### Provided records:
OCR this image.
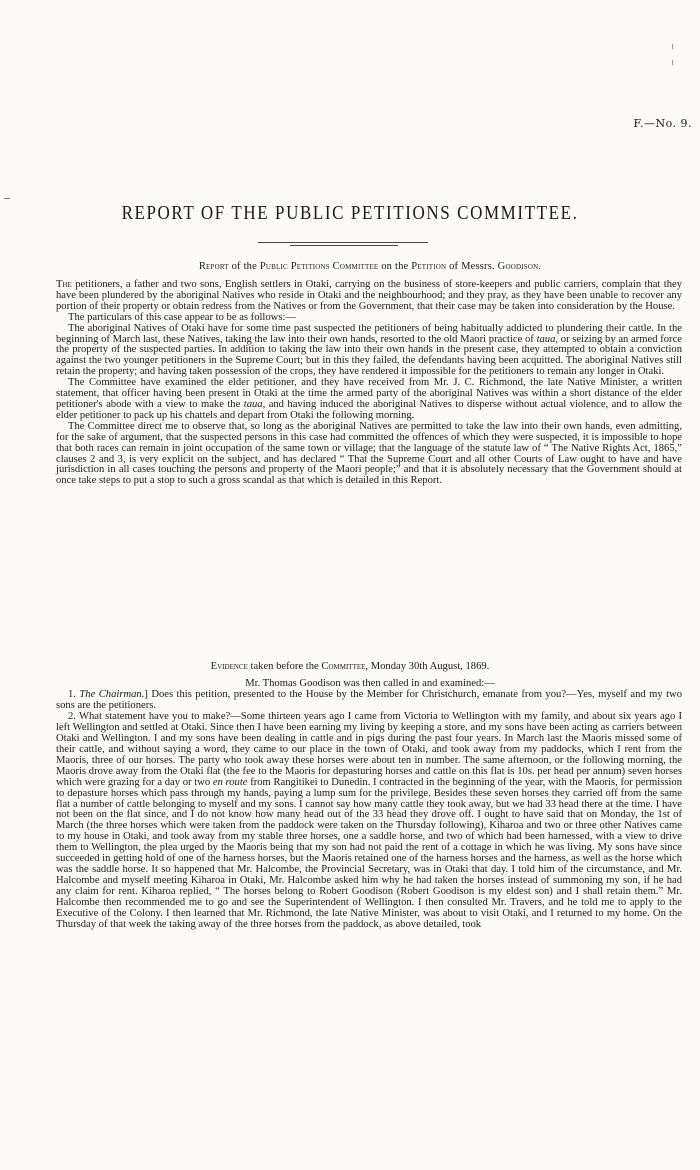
F.—No. 9.
REPORT OF THE PUBLIC PETITIONS COMMITTEE.
Report of the Public Petitions Committee on the Petition of Messrs. Goodison.

The petitioners, a father and two sons, English settlers in Otaki, carrying on the business of store-keepers and public carriers, complain that they have been plundered by the aboriginal Natives who reside in Otaki and the neighbourhood; and they pray, as they have been unable to recover any portion of their property or obtain redress from the Natives or from the Government, that their case may be taken into consideration by the House.

The particulars of this case appear to be as follows:—

The aboriginal Natives of Otaki have for some time past suspected the petitioners of being habitually addicted to plundering their cattle. In the beginning of March last, these Natives, taking the law into their own hands, resorted to the old Maori practice of taua, or seizing by an armed force the property of the suspected parties. In addition to taking the law into their own hands in the present case, they attempted to obtain a conviction against the two younger petitioners in the Supreme Court; but in this they failed, the defendants having been acquitted. The aboriginal Natives still retain the property; and having taken possession of the crops, they have rendered it impossible for the petitioners to remain any longer in Otaki.

The Committee have examined the elder petitioner, and they have received from Mr. J. C. Richmond, the late Native Minister, a written statement, that officer having been present in Otaki at the time the armed party of the aboriginal Natives was within a short distance of the elder petitioner's abode with a view to make the taua, and having induced the aboriginal Natives to disperse without actual violence, and to allow the elder petitioner to pack up his chattels and depart from Otaki the following morning.

The Committee direct me to observe that, so long as the aboriginal Natives are permitted to take the law into their own hands, even admitting, for the sake of argument, that the suspected persons in this case had committed the offences of which they were suspected, it is impossible to hope that both races can remain in joint occupation of the same town or village; that the language of the statute law of “ The Native Rights Act, 1865,” clauses 2 and 3, is very explicit on the subject, and has declared “ That the Supreme Court and all other Courts of Law ought to have and have jurisdiction in all cases touching the persons and property of the Maori people;” and that it is absolutely necessary that the Government should at once take steps to put a stop to such a gross scandal as that which is detailed in this Report.

Evidence taken before the Committee, Monday 30th August, 1869.
Mr. Thomas Goodison was then called in and examined:—

1. The Chairman.] Does this petition, presented to the House by the Member for Christchurch, emanate from you?—Yes, myself and my two sons are the petitioners.

2. What statement have you to make?—Some thirteen years ago I came from Victoria to Wellington with my family, and about six years ago I left Wellington and settled at Otaki. Since then I have been earning my living by keeping a store, and my sons have been acting as carriers between Otaki and Wellington. I and my sons have been dealing in cattle and in pigs during the past four years. In March last the Maoris missed some of their cattle, and without saying a word, they came to our place in the town of Otaki, and took away from my paddocks, which I rent from the Maoris, three of our horses. The party who took away these horses were about ten in number. The same afternoon, or the following morning, the Maoris drove away from the Otaki flat (the fee to the Maoris for depasturing horses and cattle on this flat is 10s. per head per annum) seven horses which were grazing for a day or two en route from Rangitikei to Dunedin. I contracted in the beginning of the year, with the Maoris, for permission to depasture horses which pass through my hands, paying a lump sum for the privilege. Besides these seven horses they carried off from the same flat a number of cattle belonging to myself and my sons. I cannot say how many cattle they took away, but we had 33 head there at the time. I have not been on the flat since, and I do not know how many head out of the 33 head they drove off. I ought to have said that on Monday, the 1st of March (the three horses which were taken from the paddock were taken on the Thursday following), Kiharoa and two or three other Natives came to my house in Otaki, and took away from my stable three horses, one a saddle horse, and two of which had been harnessed, with a view to drive them to Wellington, the plea urged by the Maoris being that my son had not paid the rent of a cottage in which he was living. My sons have since succeeded in getting hold of one of the harness horses, but the Maoris retained one of the harness horses and the harness, as well as the horse which was the saddle horse. It so happened that Mr. Halcombe, the Provincial Secretary, was in Otaki that day. I told him of the circumstance, and Mr. Halcombe and myself meeting Kiharoa in Otaki, Mr. Halcombe asked him why he had taken the horses instead of summoning my son, if he had any claim for rent. Kiharoa replied, “ The horses belong to Robert Goodison (Robert Goodison is my eldest son) and I shall retain them.” Mr. Halcombe then recommended me to go and see the Superintendent of Wellington. I then consulted Mr. Travers, and he told me to apply to the Executive of the Colony. I then learned that Mr. Richmond, the late Native Minister, was about to visit Otaki, and I returned to my home. On the Thursday of that week the taking away of the three horses from the paddock, as above detailed, took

### The request:
Transcribe all entries above exactly. Drop the pictures.

### Written solution:
OCR this image.
F.—No. 9.
REPORT OF THE PUBLIC PETITIONS COMMITTEE.
Report of the Public Petitions Committee on the Petition of Messrs. Goodison.

The petitioners, a father and two sons, English settlers in Otaki, carrying on the business of store-keepers and public carriers, complain that they have been plundered by the aboriginal Natives who reside in Otaki and the neighbourhood; and they pray, as they have been unable to recover any portion of their property or obtain redress from the Natives or from the Government, that their case may be taken into consideration by the House.

The particulars of this case appear to be as follows:—

The aboriginal Natives of Otaki have for some time past suspected the petitioners of being habitually addicted to plundering their cattle. In the beginning of March last, these Natives, taking the law into their own hands, resorted to the old Maori practice of taua, or seizing by an armed force the property of the suspected parties. In addition to taking the law into their own hands in the present case, they attempted to obtain a conviction against the two younger petitioners in the Supreme Court; but in this they failed, the defendants having been acquitted. The aboriginal Natives still retain the property; and having taken possession of the crops, they have rendered it impossible for the petitioners to remain any longer in Otaki.

The Committee have examined the elder petitioner, and they have received from Mr. J. C. Richmond, the late Native Minister, a written statement, that officer having been present in Otaki at the time the armed party of the aboriginal Natives was within a short distance of the elder petitioner's abode with a view to make the taua, and having induced the aboriginal Natives to disperse without actual violence, and to allow the elder petitioner to pack up his chattels and depart from Otaki the following morning.

The Committee direct me to observe that, so long as the aboriginal Natives are permitted to take the law into their own hands, even admitting, for the sake of argument, that the suspected persons in this case had committed the offences of which they were suspected, it is impossible to hope that both races can remain in joint occupation of the same town or village; that the language of the statute law of “ The Native Rights Act, 1865,” clauses 2 and 3, is very explicit on the subject, and has declared “ That the Supreme Court and all other Courts of Law ought to have and have jurisdiction in all cases touching the persons and property of the Maori people;” and that it is absolutely necessary that the Government should at once take steps to put a stop to such a gross scandal as that which is detailed in this Report.

Evidence taken before the Committee, Monday 30th August, 1869.
Mr. Thomas Goodison was then called in and examined:—

1. The Chairman.] Does this petition, presented to the House by the Member for Christchurch, emanate from you?—Yes, myself and my two sons are the petitioners.

2. What statement have you to make?—Some thirteen years ago I came from Victoria to Wellington with my family, and about six years ago I left Wellington and settled at Otaki. Since then I have been earning my living by keeping a store, and my sons have been acting as carriers between Otaki and Wellington. I and my sons have been dealing in cattle and in pigs during the past four years. In March last the Maoris missed some of their cattle, and without saying a word, they came to our place in the town of Otaki, and took away from my paddocks, which I rent from the Maoris, three of our horses. The party who took away these horses were about ten in number. The same afternoon, or the following morning, the Maoris drove away from the Otaki flat (the fee to the Maoris for depasturing horses and cattle on this flat is 10s. per head per annum) seven horses which were grazing for a day or two en route from Rangitikei to Dunedin. I contracted in the beginning of the year, with the Maoris, for permission to depasture horses which pass through my hands, paying a lump sum for the privilege. Besides these seven horses they carried off from the same flat a number of cattle belonging to myself and my sons. I cannot say how many cattle they took away, but we had 33 head there at the time. I have not been on the flat since, and I do not know how many head out of the 33 head they drove off. I ought to have said that on Monday, the 1st of March (the three horses which were taken from the paddock were taken on the Thursday following), Kiharoa and two or three other Natives came to my house in Otaki, and took away from my stable three horses, one a saddle horse, and two of which had been harnessed, with a view to drive them to Wellington, the plea urged by the Maoris being that my son had not paid the rent of a cottage in which he was living. My sons have since succeeded in getting hold of one of the harness horses, but the Maoris retained one of the harness horses and the harness, as well as the horse which was the saddle horse. It so happened that Mr. Halcombe, the Provincial Secretary, was in Otaki that day. I told him of the circumstance, and Mr. Halcombe and myself meeting Kiharoa in Otaki, Mr. Halcombe asked him why he had taken the horses instead of summoning my son, if he had any claim for rent. Kiharoa replied, “ The horses belong to Robert Goodison (Robert Goodison is my eldest son) and I shall retain them.” Mr. Halcombe then recommended me to go and see the Superintendent of Wellington. I then consulted Mr. Travers, and he told me to apply to the Executive of the Colony. I then learned that Mr. Richmond, the late Native Minister, was about to visit Otaki, and I returned to my home. On the Thursday of that week the taking away of the three horses from the paddock, as above detailed, took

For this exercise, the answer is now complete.